→ **EXERCISE PROMPT**: List each line of the data that holds the string "JSON", please.

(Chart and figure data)
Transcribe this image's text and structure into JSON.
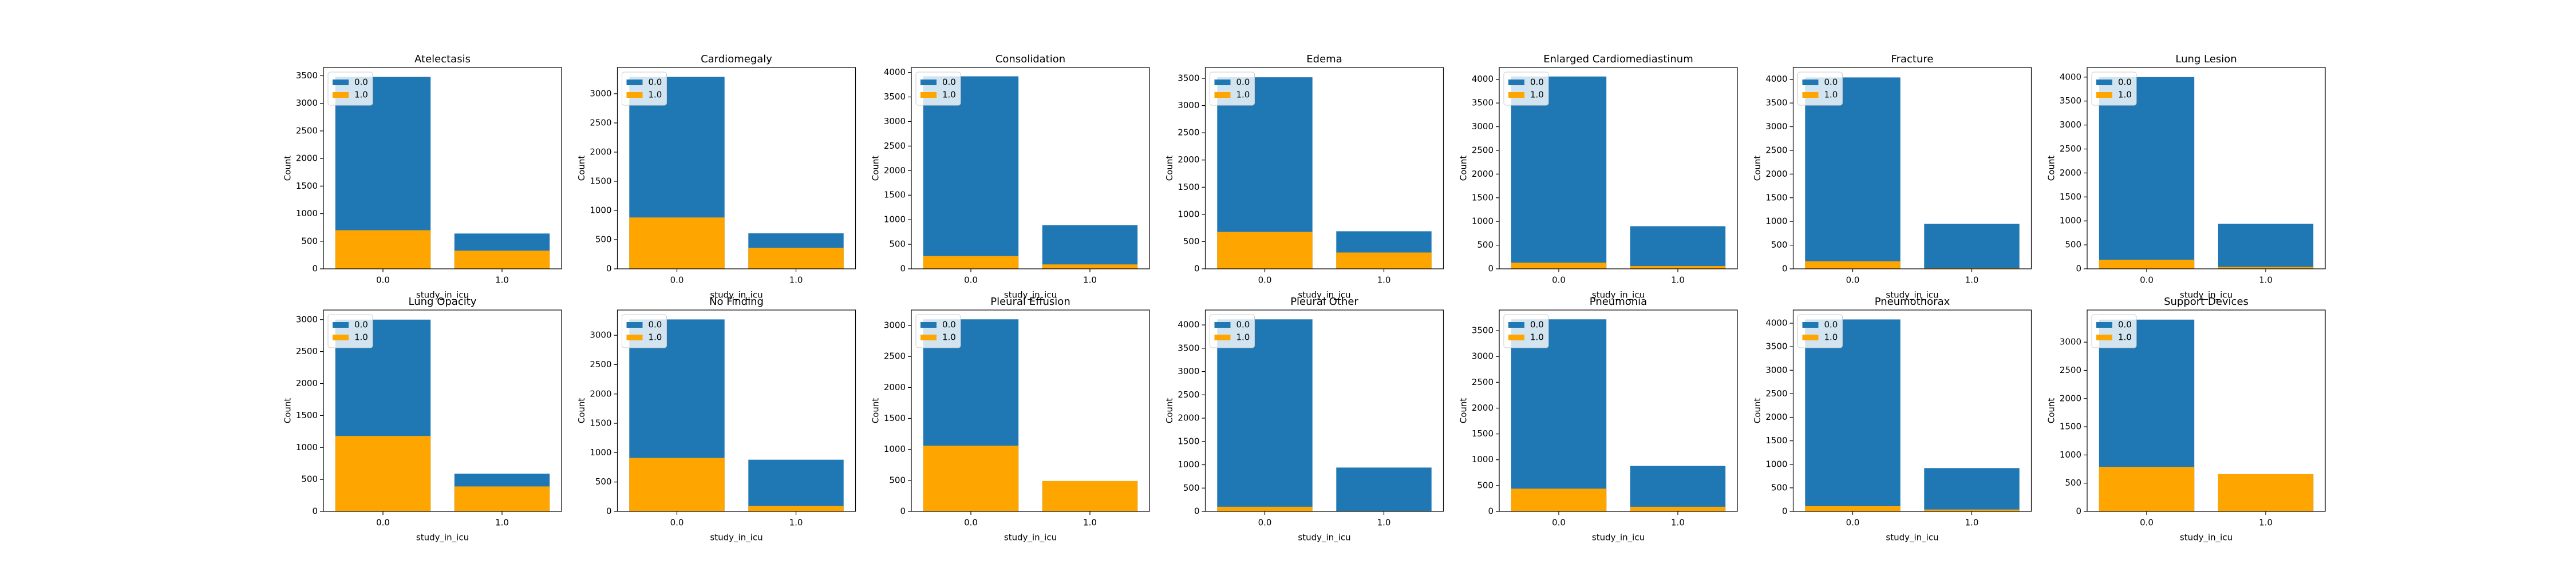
{
  "chart_data": [
    {
      "type": "bar",
      "title": "Atelectasis",
      "xlabel": "study_in_icu",
      "ylabel": "Count",
      "categories": [
        "0.0",
        "1.0"
      ],
      "series": [
        {
          "name": "0.0",
          "color": "#1f77b4",
          "values": [
            3480,
            640
          ]
        },
        {
          "name": "1.0",
          "color": "#ffa500",
          "values": [
            700,
            330
          ]
        }
      ],
      "ylim": [
        0,
        3650
      ],
      "yticks": [
        0,
        500,
        1000,
        1500,
        2000,
        2500,
        3000,
        3500
      ],
      "legend": "upper left"
    },
    {
      "type": "bar",
      "title": "Cardiomegaly",
      "xlabel": "study_in_icu",
      "ylabel": "Count",
      "categories": [
        "0.0",
        "1.0"
      ],
      "series": [
        {
          "name": "0.0",
          "color": "#1f77b4",
          "values": [
            3290,
            610
          ]
        },
        {
          "name": "1.0",
          "color": "#ffa500",
          "values": [
            880,
            360
          ]
        }
      ],
      "ylim": [
        0,
        3450
      ],
      "yticks": [
        0,
        500,
        1000,
        1500,
        2000,
        2500,
        3000
      ],
      "legend": "upper left"
    },
    {
      "type": "bar",
      "title": "Consolidation",
      "xlabel": "study_in_icu",
      "ylabel": "Count",
      "categories": [
        "0.0",
        "1.0"
      ],
      "series": [
        {
          "name": "0.0",
          "color": "#1f77b4",
          "values": [
            3920,
            890
          ]
        },
        {
          "name": "1.0",
          "color": "#ffa500",
          "values": [
            260,
            90
          ]
        }
      ],
      "ylim": [
        0,
        4100
      ],
      "yticks": [
        0,
        500,
        1000,
        1500,
        2000,
        2500,
        3000,
        3500,
        4000
      ],
      "legend": "upper left"
    },
    {
      "type": "bar",
      "title": "Edema",
      "xlabel": "study_in_icu",
      "ylabel": "Count",
      "categories": [
        "0.0",
        "1.0"
      ],
      "series": [
        {
          "name": "0.0",
          "color": "#1f77b4",
          "values": [
            3520,
            690
          ]
        },
        {
          "name": "1.0",
          "color": "#ffa500",
          "values": [
            680,
            300
          ]
        }
      ],
      "ylim": [
        0,
        3700
      ],
      "yticks": [
        0,
        500,
        1000,
        1500,
        2000,
        2500,
        3000,
        3500
      ],
      "legend": "upper left"
    },
    {
      "type": "bar",
      "title": "Enlarged Cardiomediastinum",
      "xlabel": "study_in_icu",
      "ylabel": "Count",
      "categories": [
        "0.0",
        "1.0"
      ],
      "series": [
        {
          "name": "0.0",
          "color": "#1f77b4",
          "values": [
            4060,
            900
          ]
        },
        {
          "name": "1.0",
          "color": "#ffa500",
          "values": [
            130,
            60
          ]
        }
      ],
      "ylim": [
        0,
        4250
      ],
      "yticks": [
        0,
        500,
        1000,
        1500,
        2000,
        2500,
        3000,
        3500,
        4000
      ],
      "legend": "upper left"
    },
    {
      "type": "bar",
      "title": "Fracture",
      "xlabel": "study_in_icu",
      "ylabel": "Count",
      "categories": [
        "0.0",
        "1.0"
      ],
      "series": [
        {
          "name": "0.0",
          "color": "#1f77b4",
          "values": [
            4040,
            950
          ]
        },
        {
          "name": "1.0",
          "color": "#ffa500",
          "values": [
            160,
            15
          ]
        }
      ],
      "ylim": [
        0,
        4250
      ],
      "yticks": [
        0,
        500,
        1000,
        1500,
        2000,
        2500,
        3000,
        3500,
        4000
      ],
      "legend": "upper left"
    },
    {
      "type": "bar",
      "title": "Lung Lesion",
      "xlabel": "study_in_icu",
      "ylabel": "Count",
      "categories": [
        "0.0",
        "1.0"
      ],
      "series": [
        {
          "name": "0.0",
          "color": "#1f77b4",
          "values": [
            4000,
            940
          ]
        },
        {
          "name": "1.0",
          "color": "#ffa500",
          "values": [
            190,
            40
          ]
        }
      ],
      "ylim": [
        0,
        4200
      ],
      "yticks": [
        0,
        500,
        1000,
        1500,
        2000,
        2500,
        3000,
        3500,
        4000
      ],
      "legend": "upper left"
    },
    {
      "type": "bar",
      "title": "Lung Opacity",
      "xlabel": "study_in_icu",
      "ylabel": "Count",
      "categories": [
        "0.0",
        "1.0"
      ],
      "series": [
        {
          "name": "0.0",
          "color": "#1f77b4",
          "values": [
            3000,
            590
          ]
        },
        {
          "name": "1.0",
          "color": "#ffa500",
          "values": [
            1180,
            390
          ]
        }
      ],
      "ylim": [
        0,
        3150
      ],
      "yticks": [
        0,
        500,
        1000,
        1500,
        2000,
        2500,
        3000
      ],
      "legend": "upper left"
    },
    {
      "type": "bar",
      "title": "No Finding",
      "xlabel": "study_in_icu",
      "ylabel": "Count",
      "categories": [
        "0.0",
        "1.0"
      ],
      "series": [
        {
          "name": "0.0",
          "color": "#1f77b4",
          "values": [
            3270,
            880
          ]
        },
        {
          "name": "1.0",
          "color": "#ffa500",
          "values": [
            910,
            90
          ]
        }
      ],
      "ylim": [
        0,
        3430
      ],
      "yticks": [
        0,
        500,
        1000,
        1500,
        2000,
        2500,
        3000
      ],
      "legend": "upper left"
    },
    {
      "type": "bar",
      "title": "Pleural Effusion",
      "xlabel": "study_in_icu",
      "ylabel": "Count",
      "categories": [
        "0.0",
        "1.0"
      ],
      "series": [
        {
          "name": "0.0",
          "color": "#1f77b4",
          "values": [
            3100,
            490
          ]
        },
        {
          "name": "1.0",
          "color": "#ffa500",
          "values": [
            1060,
            490
          ]
        }
      ],
      "ylim": [
        0,
        3250
      ],
      "yticks": [
        0,
        500,
        1000,
        1500,
        2000,
        2500,
        3000
      ],
      "legend": "upper left"
    },
    {
      "type": "bar",
      "title": "Pleural Other",
      "xlabel": "study_in_icu",
      "ylabel": "Count",
      "categories": [
        "0.0",
        "1.0"
      ],
      "series": [
        {
          "name": "0.0",
          "color": "#1f77b4",
          "values": [
            4120,
            940
          ]
        },
        {
          "name": "1.0",
          "color": "#ffa500",
          "values": [
            100,
            10
          ]
        }
      ],
      "ylim": [
        0,
        4320
      ],
      "yticks": [
        0,
        500,
        1000,
        1500,
        2000,
        2500,
        3000,
        3500,
        4000
      ],
      "legend": "upper left"
    },
    {
      "type": "bar",
      "title": "Pneumonia",
      "xlabel": "study_in_icu",
      "ylabel": "Count",
      "categories": [
        "0.0",
        "1.0"
      ],
      "series": [
        {
          "name": "0.0",
          "color": "#1f77b4",
          "values": [
            3720,
            880
          ]
        },
        {
          "name": "1.0",
          "color": "#ffa500",
          "values": [
            440,
            90
          ]
        }
      ],
      "ylim": [
        0,
        3900
      ],
      "yticks": [
        0,
        500,
        1000,
        1500,
        2000,
        2500,
        3000,
        3500
      ],
      "legend": "upper left"
    },
    {
      "type": "bar",
      "title": "Pneumothorax",
      "xlabel": "study_in_icu",
      "ylabel": "Count",
      "categories": [
        "0.0",
        "1.0"
      ],
      "series": [
        {
          "name": "0.0",
          "color": "#1f77b4",
          "values": [
            4080,
            920
          ]
        },
        {
          "name": "1.0",
          "color": "#ffa500",
          "values": [
            110,
            40
          ]
        }
      ],
      "ylim": [
        0,
        4280
      ],
      "yticks": [
        0,
        500,
        1000,
        1500,
        2000,
        2500,
        3000,
        3500,
        4000
      ],
      "legend": "upper left"
    },
    {
      "type": "bar",
      "title": "Support Devices",
      "xlabel": "study_in_icu",
      "ylabel": "Count",
      "categories": [
        "0.0",
        "1.0"
      ],
      "series": [
        {
          "name": "0.0",
          "color": "#1f77b4",
          "values": [
            3400,
            660
          ]
        },
        {
          "name": "1.0",
          "color": "#ffa500",
          "values": [
            790,
            660
          ]
        }
      ],
      "ylim": [
        0,
        3570
      ],
      "yticks": [
        0,
        500,
        1000,
        1500,
        2000,
        2500,
        3000
      ],
      "legend": "upper left"
    }
  ]
}
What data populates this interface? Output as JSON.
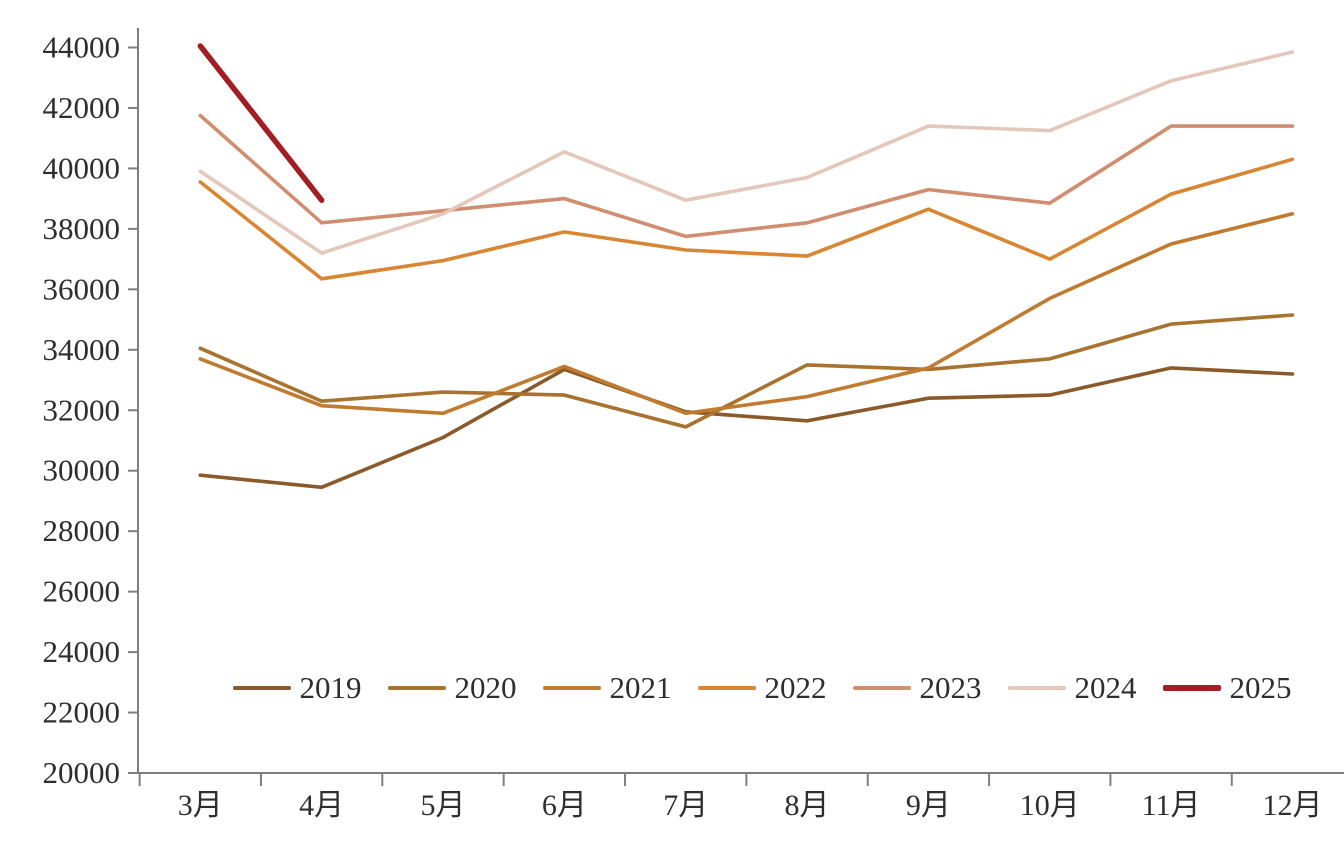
{
  "chart_data": {
    "type": "line",
    "title": "",
    "xlabel": "",
    "ylabel": "",
    "categories": [
      "3月",
      "4月",
      "5月",
      "6月",
      "7月",
      "8月",
      "9月",
      "10月",
      "11月",
      "12月"
    ],
    "y_axis": {
      "min": 20000,
      "max": 44000,
      "tick_step": 2000,
      "tick_labels": [
        "20000",
        "22000",
        "24000",
        "26000",
        "28000",
        "30000",
        "32000",
        "34000",
        "36000",
        "38000",
        "40000",
        "42000",
        "44000"
      ]
    },
    "grid": "off",
    "legend_position": "bottom",
    "axis_color": "#7f7f7f",
    "text_color": "#2e2e2e",
    "series": [
      {
        "name": "2019",
        "color": "#8a5a2a",
        "thick": false,
        "values": [
          29850,
          29450,
          31100,
          33350,
          31950,
          31650,
          32400,
          32500,
          33400,
          33200
        ]
      },
      {
        "name": "2020",
        "color": "#a8722f",
        "thick": false,
        "values": [
          34050,
          32300,
          32600,
          32500,
          31450,
          33500,
          33350,
          33700,
          34850,
          35150
        ]
      },
      {
        "name": "2021",
        "color": "#c07b31",
        "thick": false,
        "values": [
          33700,
          32150,
          31900,
          33450,
          31900,
          32450,
          33400,
          35700,
          37500,
          38500
        ]
      },
      {
        "name": "2022",
        "color": "#d98634",
        "thick": false,
        "values": [
          39550,
          36350,
          36950,
          37900,
          37300,
          37100,
          38650,
          37000,
          39150,
          40300
        ]
      },
      {
        "name": "2023",
        "color": "#d18d70",
        "thick": false,
        "values": [
          41750,
          38200,
          38600,
          39000,
          37750,
          38200,
          39300,
          38850,
          41400,
          41400
        ]
      },
      {
        "name": "2024",
        "color": "#e3c7ba",
        "thick": false,
        "values": [
          39900,
          37200,
          38500,
          40550,
          38950,
          39700,
          41400,
          41250,
          42900,
          43850
        ]
      },
      {
        "name": "2025",
        "color": "#a31e24",
        "thick": true,
        "values": [
          44050,
          38950,
          null,
          null,
          null,
          null,
          null,
          null,
          null,
          null
        ]
      }
    ]
  }
}
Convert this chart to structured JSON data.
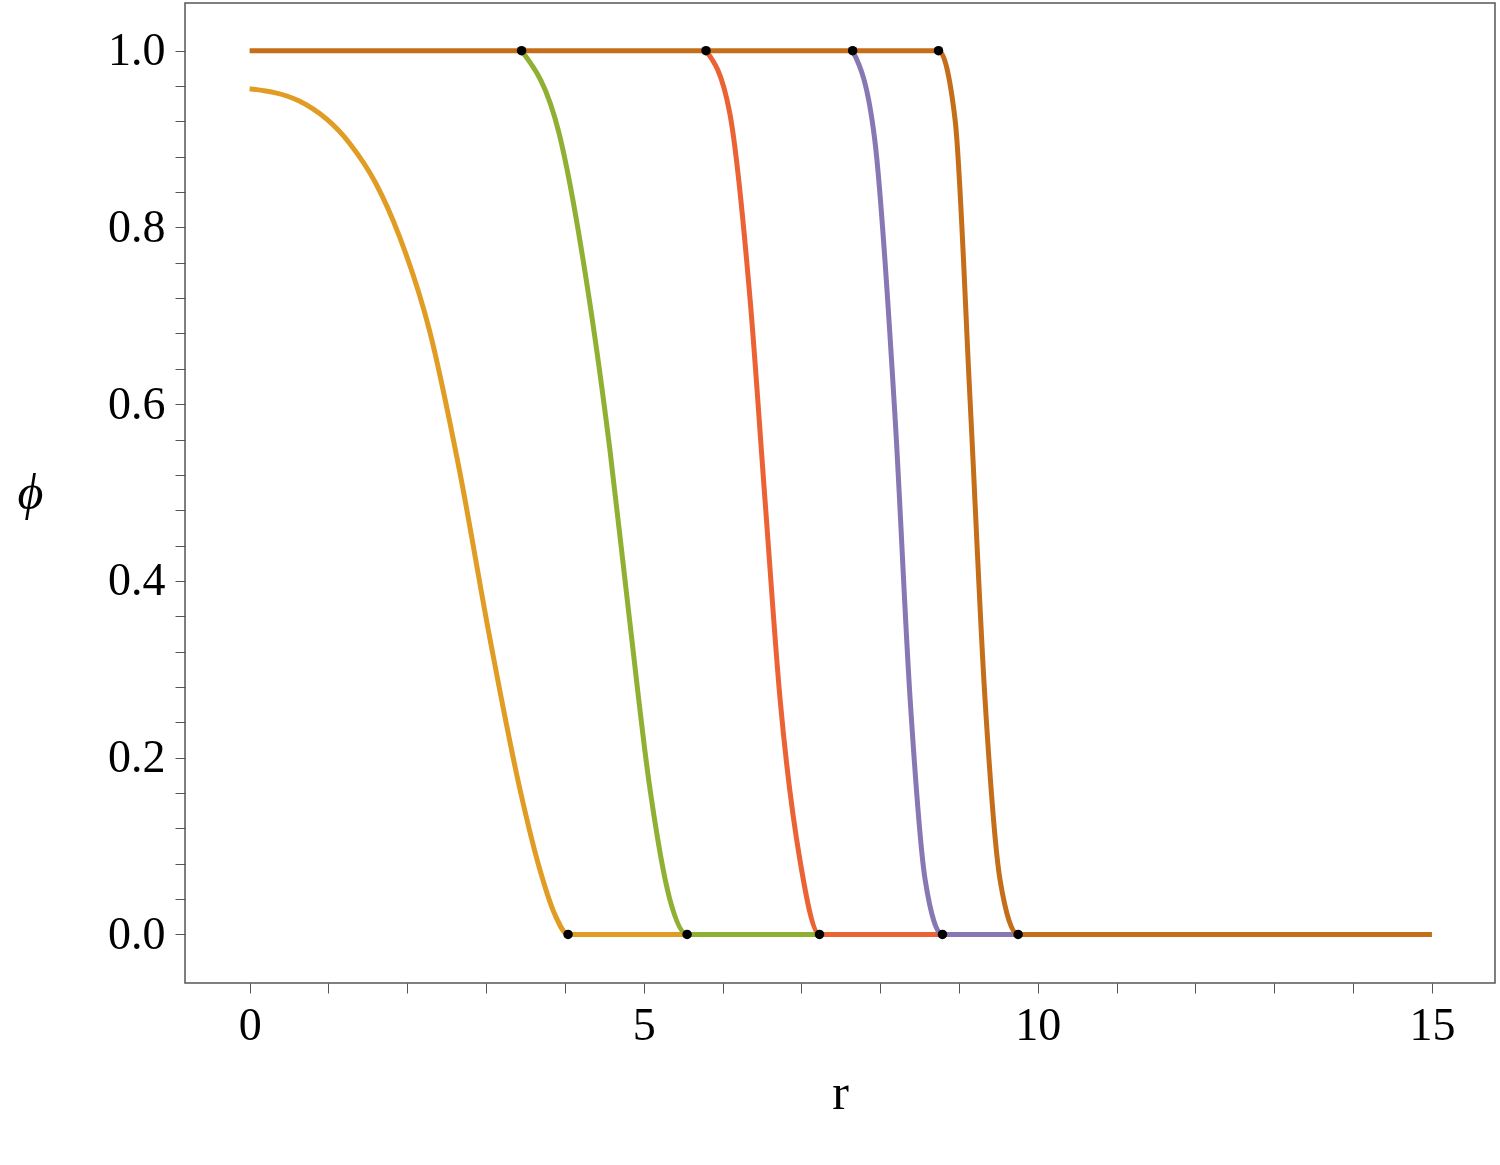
{
  "chart_data": {
    "type": "line",
    "xlabel": "r",
    "ylabel": "ϕ",
    "xlim": [
      -0.82,
      15.8
    ],
    "ylim": [
      -0.055,
      1.054
    ],
    "xticks": [
      0,
      {
        "value": 1,
        "label": null
      },
      {
        "value": 2,
        "label": null
      },
      {
        "value": 3,
        "label": null
      },
      {
        "value": 4,
        "label": null
      },
      5,
      {
        "value": 6,
        "label": null
      },
      {
        "value": 7,
        "label": null
      },
      {
        "value": 8,
        "label": null
      },
      {
        "value": 9,
        "label": null
      },
      10,
      {
        "value": 11,
        "label": null
      },
      {
        "value": 12,
        "label": null
      },
      {
        "value": 13,
        "label": null
      },
      {
        "value": 14,
        "label": null
      },
      15
    ],
    "yticks": [
      {
        "value": 0,
        "label": "0.0"
      },
      {
        "value": 0.04,
        "label": null
      },
      {
        "value": 0.08,
        "label": null
      },
      {
        "value": 0.12,
        "label": null
      },
      {
        "value": 0.16,
        "label": null
      },
      {
        "value": 0.2,
        "label": "0.2"
      },
      {
        "value": 0.24,
        "label": null
      },
      {
        "value": 0.28,
        "label": null
      },
      {
        "value": 0.32,
        "label": null
      },
      {
        "value": 0.36,
        "label": null
      },
      {
        "value": 0.4,
        "label": "0.4"
      },
      {
        "value": 0.44,
        "label": null
      },
      {
        "value": 0.48,
        "label": null
      },
      {
        "value": 0.52,
        "label": null
      },
      {
        "value": 0.56,
        "label": null
      },
      {
        "value": 0.6,
        "label": "0.6"
      },
      {
        "value": 0.64,
        "label": null
      },
      {
        "value": 0.68,
        "label": null
      },
      {
        "value": 0.72,
        "label": null
      },
      {
        "value": 0.76,
        "label": null
      },
      {
        "value": 0.8,
        "label": "0.8"
      },
      {
        "value": 0.84,
        "label": null
      },
      {
        "value": 0.88,
        "label": null
      },
      {
        "value": 0.92,
        "label": null
      },
      {
        "value": 0.96,
        "label": null
      },
      {
        "value": 1,
        "label": "1.0"
      }
    ],
    "grid": false,
    "marker": "none",
    "line_style": "solid",
    "series": [
      {
        "color": "#e19c24",
        "x": [
          0,
          0.63,
          1.27,
          1.6,
          1.9,
          2.28,
          2.66,
          3.05,
          3.43,
          3.68,
          3.87,
          4.04,
          5.55
        ],
        "values": [
          0.957,
          0.943,
          0.895,
          0.85,
          0.79,
          0.684,
          0.526,
          0.334,
          0.164,
          0.074,
          0.023,
          0,
          0
        ]
      },
      {
        "color": "#8fb032",
        "x": [
          3.45,
          3.93,
          4.31,
          4.57,
          4.82,
          5.08,
          5.33,
          5.55,
          7.23
        ],
        "values": [
          1,
          0.905,
          0.718,
          0.549,
          0.356,
          0.164,
          0.04,
          0,
          0
        ]
      },
      {
        "color": "#eb6235",
        "x": [
          5.79,
          6.09,
          6.35,
          6.54,
          6.73,
          6.98,
          7.23,
          8.79
        ],
        "values": [
          1,
          0.93,
          0.718,
          0.49,
          0.266,
          0.085,
          0,
          0
        ]
      },
      {
        "color": "#8778b3",
        "x": [
          7.65,
          7.93,
          8.19,
          8.38,
          8.57,
          8.79,
          9.75
        ],
        "values": [
          1,
          0.9,
          0.583,
          0.266,
          0.062,
          0,
          0
        ]
      },
      {
        "color": "#c56e1a",
        "x": [
          0,
          8.74,
          8.95,
          9.14,
          9.33,
          9.52,
          9.75,
          15
        ],
        "values": [
          1,
          1,
          0.922,
          0.605,
          0.266,
          0.062,
          0,
          0
        ]
      },
      {
        "type": "scatter",
        "color": "#000000",
        "marker": "circle",
        "x": [
          4.04,
          3.45,
          5.55,
          5.79,
          7.23,
          7.65,
          8.79,
          8.74,
          9.75
        ],
        "values": [
          0,
          1,
          0,
          1,
          0,
          1,
          0,
          1,
          0
        ]
      }
    ]
  }
}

→ **WRITTEN REPLY**:
Transcribe this image's text and structure into JSON.
What data populates this interface? Output as JSON.
Convert this chart to structured JSON data.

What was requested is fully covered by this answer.